Data -
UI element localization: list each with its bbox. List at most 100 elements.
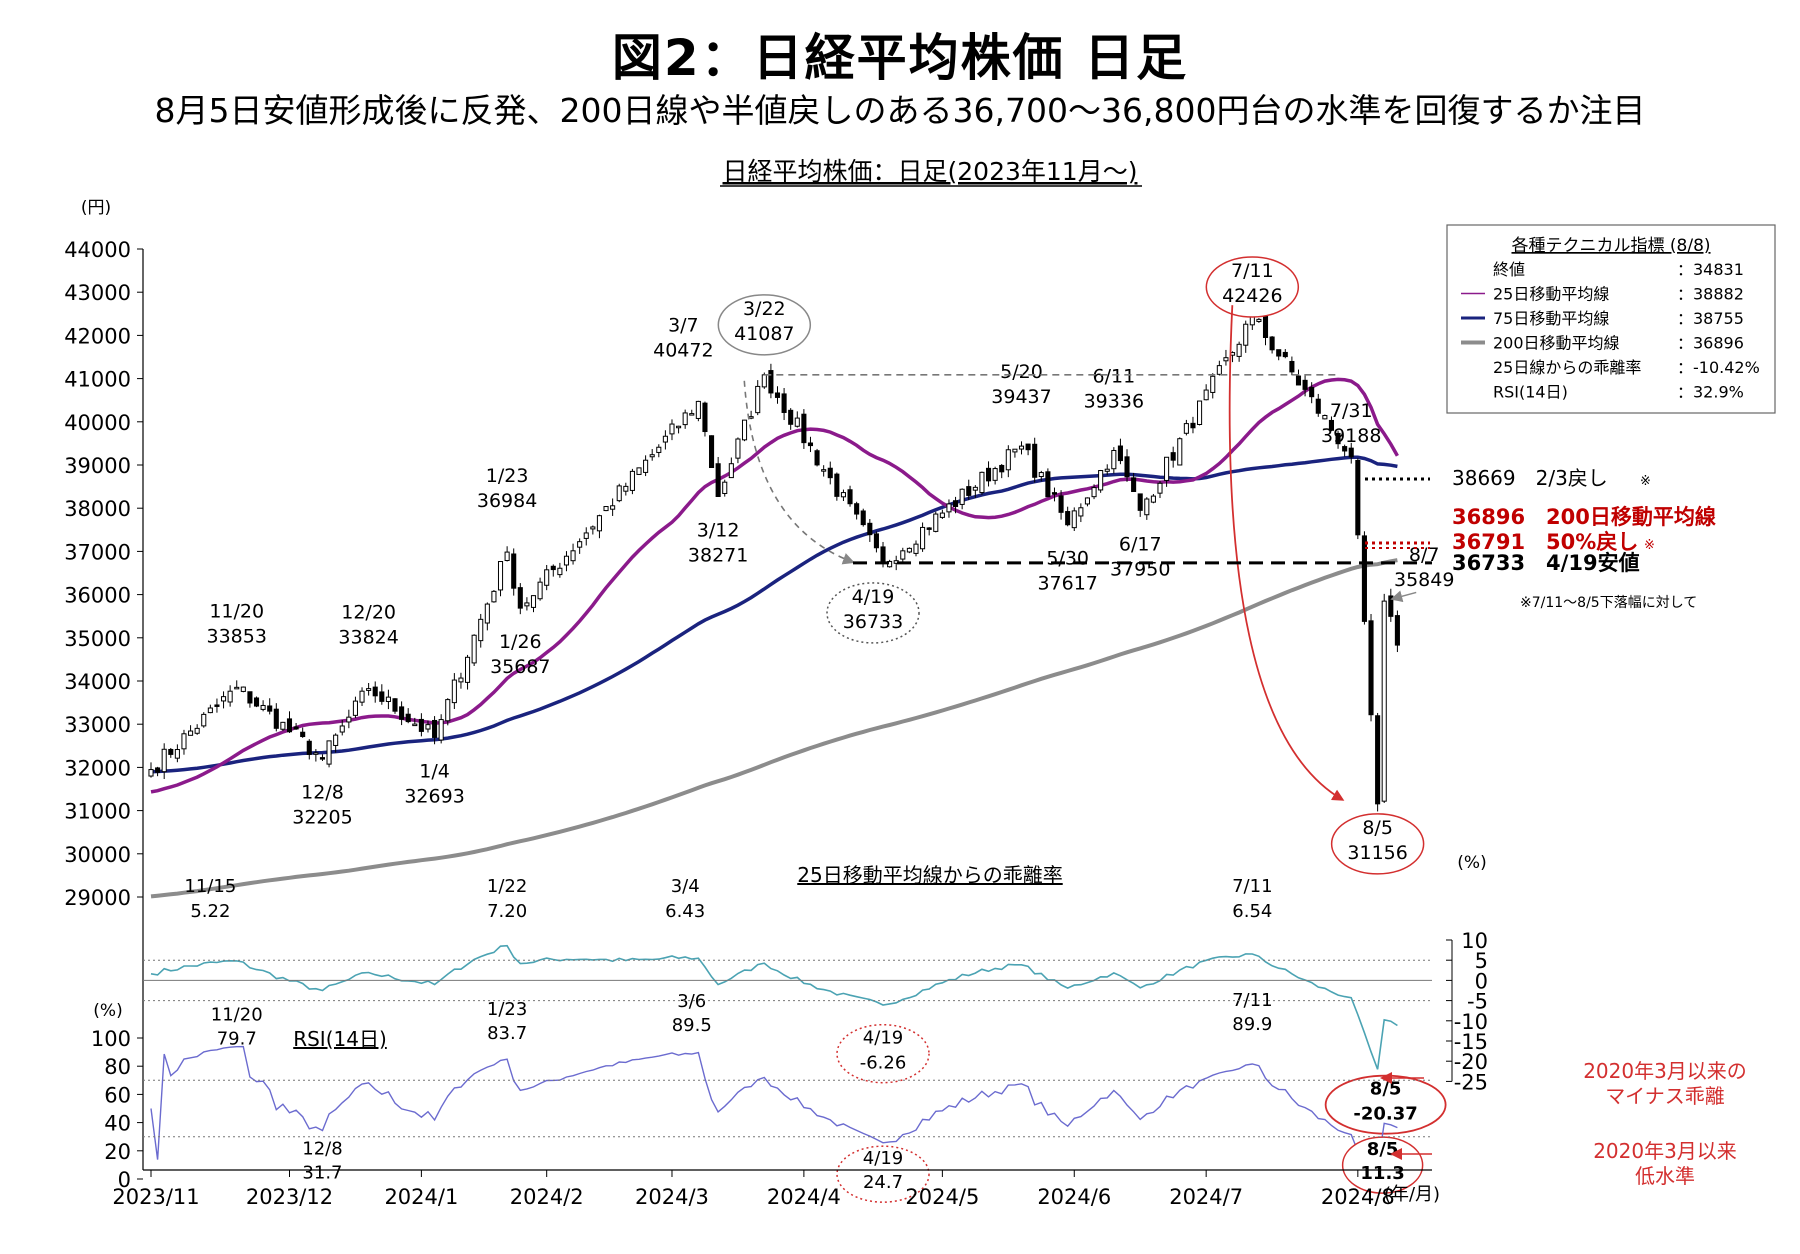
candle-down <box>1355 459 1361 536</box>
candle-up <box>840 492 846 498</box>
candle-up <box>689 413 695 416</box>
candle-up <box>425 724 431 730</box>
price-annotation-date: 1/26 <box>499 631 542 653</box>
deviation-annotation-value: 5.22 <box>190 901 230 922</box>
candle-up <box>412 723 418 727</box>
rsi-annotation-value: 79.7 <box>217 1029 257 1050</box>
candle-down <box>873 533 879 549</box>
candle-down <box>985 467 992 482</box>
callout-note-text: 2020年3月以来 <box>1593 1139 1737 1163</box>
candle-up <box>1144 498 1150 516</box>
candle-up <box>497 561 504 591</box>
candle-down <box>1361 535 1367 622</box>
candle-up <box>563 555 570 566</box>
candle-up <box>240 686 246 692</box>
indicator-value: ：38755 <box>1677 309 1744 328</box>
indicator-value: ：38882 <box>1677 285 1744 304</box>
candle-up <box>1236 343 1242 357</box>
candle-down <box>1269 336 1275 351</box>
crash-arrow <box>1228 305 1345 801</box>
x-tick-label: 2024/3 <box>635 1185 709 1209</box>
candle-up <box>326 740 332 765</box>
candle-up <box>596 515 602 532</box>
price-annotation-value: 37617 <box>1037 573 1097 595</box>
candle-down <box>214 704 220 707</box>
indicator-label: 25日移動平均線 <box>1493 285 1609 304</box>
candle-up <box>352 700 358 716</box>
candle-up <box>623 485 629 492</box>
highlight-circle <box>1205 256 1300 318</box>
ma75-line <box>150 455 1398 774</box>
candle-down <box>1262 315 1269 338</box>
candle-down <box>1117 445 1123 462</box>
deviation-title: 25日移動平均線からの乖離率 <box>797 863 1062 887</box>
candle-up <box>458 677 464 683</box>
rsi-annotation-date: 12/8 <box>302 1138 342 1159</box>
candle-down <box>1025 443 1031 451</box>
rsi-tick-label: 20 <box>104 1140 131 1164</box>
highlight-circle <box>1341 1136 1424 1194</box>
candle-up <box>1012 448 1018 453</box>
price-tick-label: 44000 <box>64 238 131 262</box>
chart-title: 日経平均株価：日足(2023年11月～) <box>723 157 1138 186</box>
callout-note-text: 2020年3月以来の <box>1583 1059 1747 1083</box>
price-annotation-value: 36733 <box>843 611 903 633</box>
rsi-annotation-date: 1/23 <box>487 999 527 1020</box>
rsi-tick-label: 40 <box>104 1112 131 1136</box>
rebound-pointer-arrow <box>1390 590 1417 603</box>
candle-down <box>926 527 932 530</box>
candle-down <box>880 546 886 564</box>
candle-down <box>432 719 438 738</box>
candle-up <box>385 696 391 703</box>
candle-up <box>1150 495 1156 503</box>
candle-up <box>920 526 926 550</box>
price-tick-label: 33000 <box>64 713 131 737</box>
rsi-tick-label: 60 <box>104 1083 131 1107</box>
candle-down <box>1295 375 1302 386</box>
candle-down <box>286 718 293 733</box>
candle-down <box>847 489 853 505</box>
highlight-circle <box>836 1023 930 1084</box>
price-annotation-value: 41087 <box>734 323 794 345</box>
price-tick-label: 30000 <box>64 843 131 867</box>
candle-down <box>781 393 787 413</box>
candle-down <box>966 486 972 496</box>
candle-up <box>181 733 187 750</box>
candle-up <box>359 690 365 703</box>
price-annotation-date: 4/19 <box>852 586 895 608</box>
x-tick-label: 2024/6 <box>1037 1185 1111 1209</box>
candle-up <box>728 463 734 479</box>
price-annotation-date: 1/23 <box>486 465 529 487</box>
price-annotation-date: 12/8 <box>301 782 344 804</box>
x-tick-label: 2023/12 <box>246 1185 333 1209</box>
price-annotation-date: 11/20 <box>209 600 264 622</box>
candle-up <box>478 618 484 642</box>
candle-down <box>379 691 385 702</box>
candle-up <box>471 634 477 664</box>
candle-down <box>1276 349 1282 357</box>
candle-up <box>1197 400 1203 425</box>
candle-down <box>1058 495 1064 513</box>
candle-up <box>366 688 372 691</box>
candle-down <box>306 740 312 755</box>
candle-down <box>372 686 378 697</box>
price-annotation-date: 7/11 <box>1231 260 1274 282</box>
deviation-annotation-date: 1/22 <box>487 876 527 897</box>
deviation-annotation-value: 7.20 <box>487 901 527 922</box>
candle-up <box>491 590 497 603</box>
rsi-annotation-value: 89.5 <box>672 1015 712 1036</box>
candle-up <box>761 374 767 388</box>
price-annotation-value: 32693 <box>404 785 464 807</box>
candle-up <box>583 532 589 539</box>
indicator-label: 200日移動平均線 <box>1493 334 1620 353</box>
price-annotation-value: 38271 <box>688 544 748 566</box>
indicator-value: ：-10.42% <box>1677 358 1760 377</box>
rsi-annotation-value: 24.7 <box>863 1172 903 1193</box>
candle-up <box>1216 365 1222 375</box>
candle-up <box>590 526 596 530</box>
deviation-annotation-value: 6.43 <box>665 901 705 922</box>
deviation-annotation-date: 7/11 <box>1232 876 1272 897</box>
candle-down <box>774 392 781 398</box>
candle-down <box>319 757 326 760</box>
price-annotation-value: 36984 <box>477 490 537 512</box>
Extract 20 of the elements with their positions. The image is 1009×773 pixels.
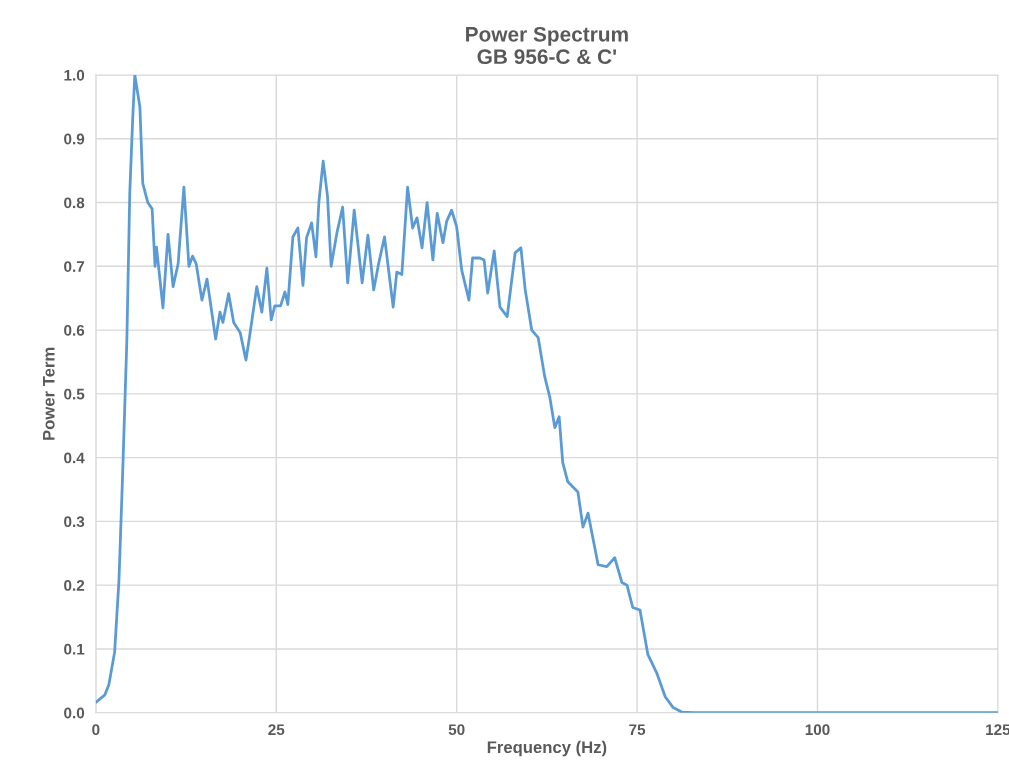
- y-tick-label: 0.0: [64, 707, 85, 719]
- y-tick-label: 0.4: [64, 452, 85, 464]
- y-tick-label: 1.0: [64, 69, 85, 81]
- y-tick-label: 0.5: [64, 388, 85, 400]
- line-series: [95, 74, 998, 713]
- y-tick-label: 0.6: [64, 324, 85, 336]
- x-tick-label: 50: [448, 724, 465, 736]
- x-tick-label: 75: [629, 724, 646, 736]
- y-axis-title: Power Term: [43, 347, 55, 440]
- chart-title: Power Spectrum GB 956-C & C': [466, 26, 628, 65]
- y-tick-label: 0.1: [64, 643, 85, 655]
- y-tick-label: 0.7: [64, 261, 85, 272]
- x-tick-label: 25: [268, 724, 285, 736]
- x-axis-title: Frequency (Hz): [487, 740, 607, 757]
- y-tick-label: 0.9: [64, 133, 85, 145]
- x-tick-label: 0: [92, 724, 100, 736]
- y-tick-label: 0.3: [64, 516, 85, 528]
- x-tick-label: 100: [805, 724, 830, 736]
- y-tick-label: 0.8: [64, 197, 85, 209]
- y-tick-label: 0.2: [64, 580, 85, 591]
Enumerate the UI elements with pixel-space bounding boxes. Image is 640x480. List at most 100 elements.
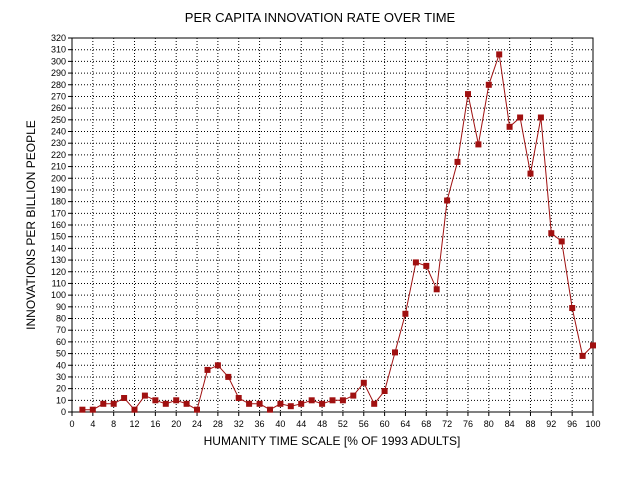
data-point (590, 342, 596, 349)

Problem -
Gather every line of the records that contains the string "highlight", matching case exactly.

Written solution -
highlight-circle <box>1205 256 1300 318</box>
highlight-circle <box>1341 1136 1424 1194</box>
highlight-circle <box>836 1023 930 1084</box>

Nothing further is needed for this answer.